(Entries taken from a collection)
== == ==
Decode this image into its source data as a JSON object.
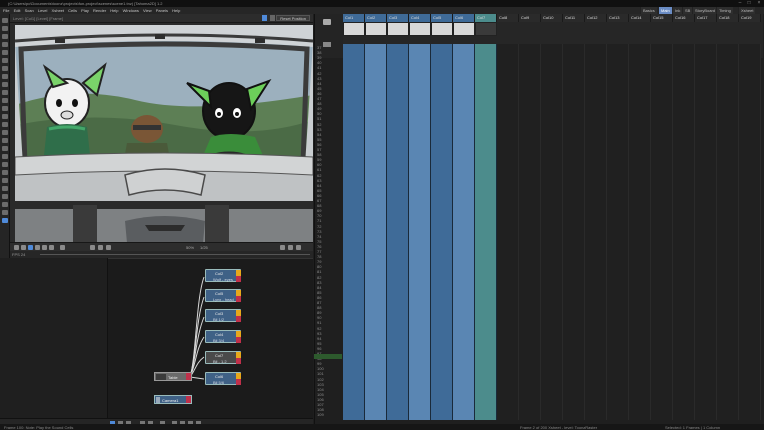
{
  "title_bar": {
    "text": "(C:\\Users\\pc\\Documents\\toonz\\projects\\fun-project\\scenes\\scene1.tnz) [Tahoma2D] 1.2"
  },
  "menu": [
    "File",
    "Edit",
    "Scan",
    "Level",
    "Xsheet",
    "Cells",
    "Play",
    "Render",
    "Help",
    "Windows",
    "View",
    "Panels",
    "Help"
  ],
  "rooms": [
    "Basics",
    "Main",
    "Ink",
    "SB",
    "StoryBoard",
    "Timing",
    "Xsheet"
  ],
  "viewer": {
    "label": "Level: [Col1] [Level] [Frame]",
    "reset_label": "Reset Position",
    "zoom_label": "50%",
    "frame_label": "1/25"
  },
  "frame_field": "FPS 24",
  "nodes": [
    {
      "title": "Col2",
      "sub": "Wolf - eyes"
    },
    {
      "title": "Col5",
      "sub": "Lynx - head"
    },
    {
      "title": "Col3",
      "sub": "Bil 1/2"
    },
    {
      "title": "Col4",
      "sub": "Bil 3/4"
    },
    {
      "title": "Col7",
      "sub": "Bil - 1,2"
    },
    {
      "title": "Col6",
      "sub": "Bil 5/6"
    }
  ],
  "table_node": "Table",
  "camera_node": "Camera1",
  "xsheet": {
    "columns": [
      "Col1",
      "Col2",
      "Col3",
      "Col4",
      "Col5",
      "Col6",
      "Col7",
      "Col8",
      "Col9",
      "Col10",
      "Col11",
      "Col12",
      "Col13",
      "Col14",
      "Col15",
      "Col16",
      "Col17",
      "Col18",
      "Col19"
    ],
    "row_start": 37,
    "row_count": 73,
    "current_row": 100
  },
  "status": {
    "left": "Frame 100: Note: Play the Sound Cells",
    "right_a": "Frame 2 of 200 Xsheet - level: ToonzRaster",
    "right_b": "Selected: 1 Frames | 1 Column"
  },
  "colors": {
    "col_blue": "#3f6b98",
    "col_blue_light": "#5a86b3",
    "col_sound": "#4c8c8c",
    "accent": "#6a8cc4"
  }
}
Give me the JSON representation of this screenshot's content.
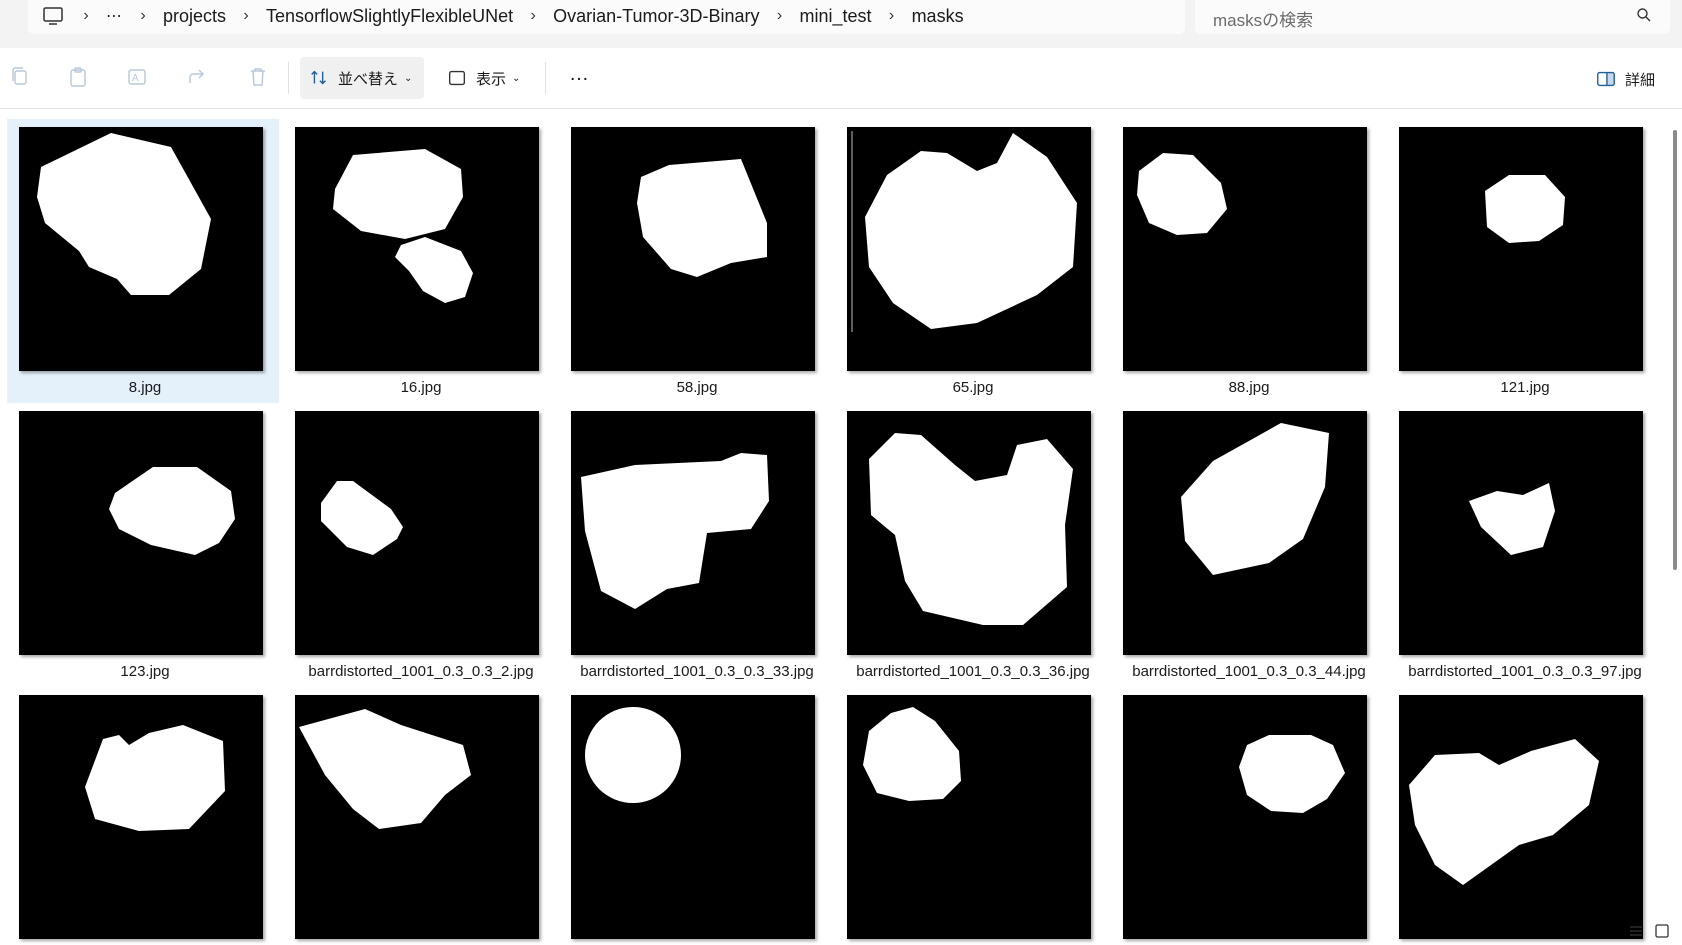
{
  "breadcrumb": {
    "items": [
      "projects",
      "TensorflowSlightlyFlexibleUNet",
      "Ovarian-Tumor-3D-Binary",
      "mini_test",
      "masks"
    ],
    "overflow": "⋯"
  },
  "search": {
    "placeholder": "masksの検索"
  },
  "toolbar": {
    "sort_label": "並べ替え",
    "view_label": "表示",
    "more": "…",
    "details_label": "詳細"
  },
  "files": [
    {
      "name": "8.jpg",
      "selected": true
    },
    {
      "name": "16.jpg"
    },
    {
      "name": "58.jpg"
    },
    {
      "name": "65.jpg"
    },
    {
      "name": "88.jpg"
    },
    {
      "name": "121.jpg"
    },
    {
      "name": "123.jpg"
    },
    {
      "name": "barrdistorted_1001_0.3_0.3_2.jpg"
    },
    {
      "name": "barrdistorted_1001_0.3_0.3_33.jpg"
    },
    {
      "name": "barrdistorted_1001_0.3_0.3_36.jpg"
    },
    {
      "name": "barrdistorted_1001_0.3_0.3_44.jpg"
    },
    {
      "name": "barrdistorted_1001_0.3_0.3_97.jpg"
    },
    {
      "name": ""
    },
    {
      "name": ""
    },
    {
      "name": ""
    },
    {
      "name": ""
    },
    {
      "name": ""
    },
    {
      "name": ""
    }
  ],
  "colors": {
    "selection": "#e4f1fb",
    "thumbnail_bg": "#000000",
    "mask": "#ffffff"
  }
}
== == ==
» Try it:
Every line of the entries above that holds "Play" should be copied out.

» Solution to the exercise:
    "Play",
    "left": "Frame 100: Note: Play the Sound Cells",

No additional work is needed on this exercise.